[Begin Working data]
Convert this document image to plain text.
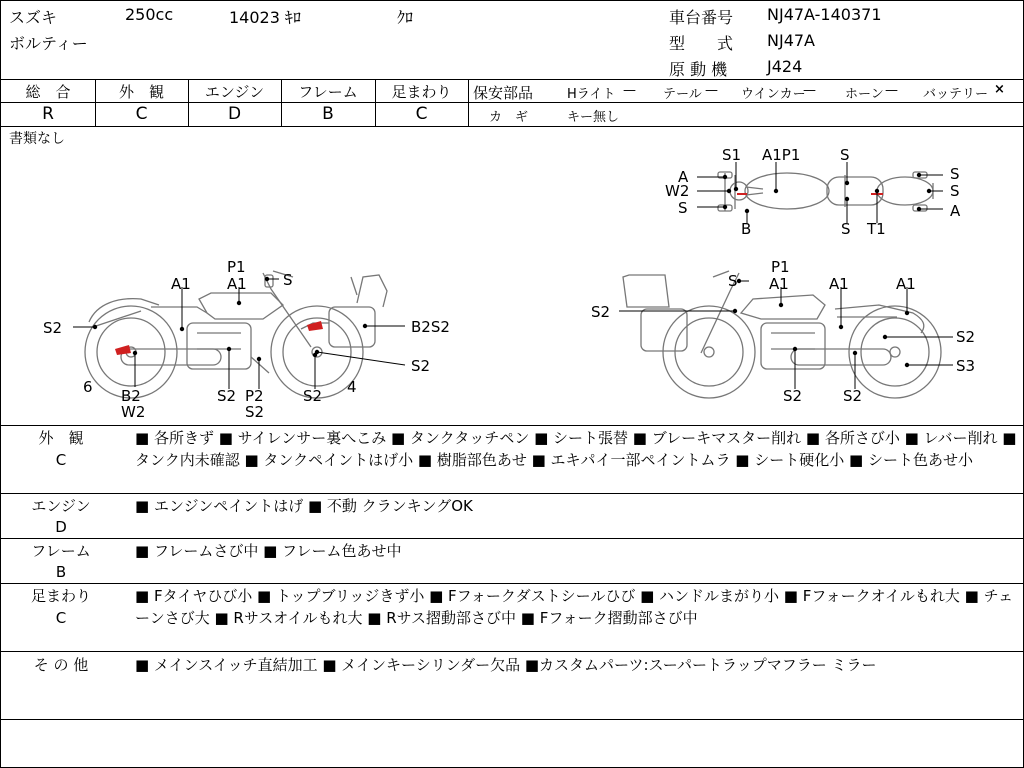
スズキ	250cc	14023 ｷﾛ	ｸﾛ
ボルティー
車台番号 NJ47A-140371
型　　式 NJ47A
原 動 機 J424
総　合	外　観	エンジン	フレーム	足まわり
R	C	D	B	C
保安部品	Hライト — テール — ウインカー
— ホーン — バッテリー ×
カ　ギ	キー無し
書類なし
S1 A1P1	S
A
W2
S
B	S T1
S
S
A
P1
A1 A1 S
S2	B2S2
S2
6 B2
W2
S2 P2
S2
S2 4
S
P1
A1	A1	A1
S2
S2
S3
S2	S2
外　観
C
■ 各所きず ■ サイレンサー裏へこみ ■ タンクタッチペン ■ シート張替 ■ ブレーキマスター削れ ■ 各所さび小 ■ レバー削れ ■ タンク内未確認 ■ タンクペイントはげ小 ■ 樹脂部色あせ ■ エキパイ一部ペイントムラ ■ シート硬化小 ■ シート色あせ小
エンジン
D
■ エンジンペイントはげ ■ 不動 クランキングOK
フレーム
B
■ フレームさび中 ■ フレーム色あせ中
足まわり
C
■ Fタイヤひび小 ■ トップブリッジきず小 ■ Fフォークダストシールひび ■ ハンドルまがり小 ■ Fフォークオイルもれ大 ■ チェーンさび大 ■ Rサスオイルもれ大 ■ Rサス摺動部さび中 ■ Fフォーク摺動部さび中
そ の 他	■ メインスイッチ直結加工 ■ メインキーシリンダー欠品 ■カスタムパーツ:スーパートラップマフラー ミラー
[End Working data]
Goal >> Copy all the records above exactly, but leave out the pictures.

Answer to this task >>
Convert this document image to plain text.
スズキ	250cc	14023 ｷﾛ	ｸﾛ
ボルティー
車台番号 NJ47A-140371
型　　式 NJ47A
原 動 機 J424
総　合	外　観	エンジン	フレーム	足まわり
R	C	D	B	C
保安部品	Hライト — テール — ウインカー
— ホーン — バッテリー ×
カ　ギ	キー無し
書類なし
S1 A1P1	S
A
W2
S
B	S T1
S
S
A
P1
A1 A1 S
S2	B2S2
S2
6 B2
W2
S2 P2
S2
S2 4
S
P1
A1	A1	A1
S2
S2
S3
S2	S2
外　観
C
■ 各所きず ■ サイレンサー裏へこみ ■ タンクタッチペン ■ シート張替 ■ ブレーキマスター削れ ■ 各所さび小 ■ レバー削れ ■ タンク内未確認 ■ タンクペイントはげ小 ■ 樹脂部色あせ ■ エキパイ一部ペイントムラ ■ シート硬化小 ■ シート色あせ小
エンジン
D
■ エンジンペイントはげ ■ 不動 クランキングOK
フレーム
B
■ フレームさび中 ■ フレーム色あせ中
足まわり
C
■ Fタイヤひび小 ■ トップブリッジきず小 ■ Fフォークダストシールひび ■ ハンドルまがり小 ■ Fフォークオイルもれ大 ■ チェーンさび大 ■ Rサスオイルもれ大 ■ Rサス摺動部さび中 ■ Fフォーク摺動部さび中
そ の 他	■ メインスイッチ直結加工 ■ メインキーシリンダー欠品 ■カスタムパーツ:スーパートラップマフラー ミラー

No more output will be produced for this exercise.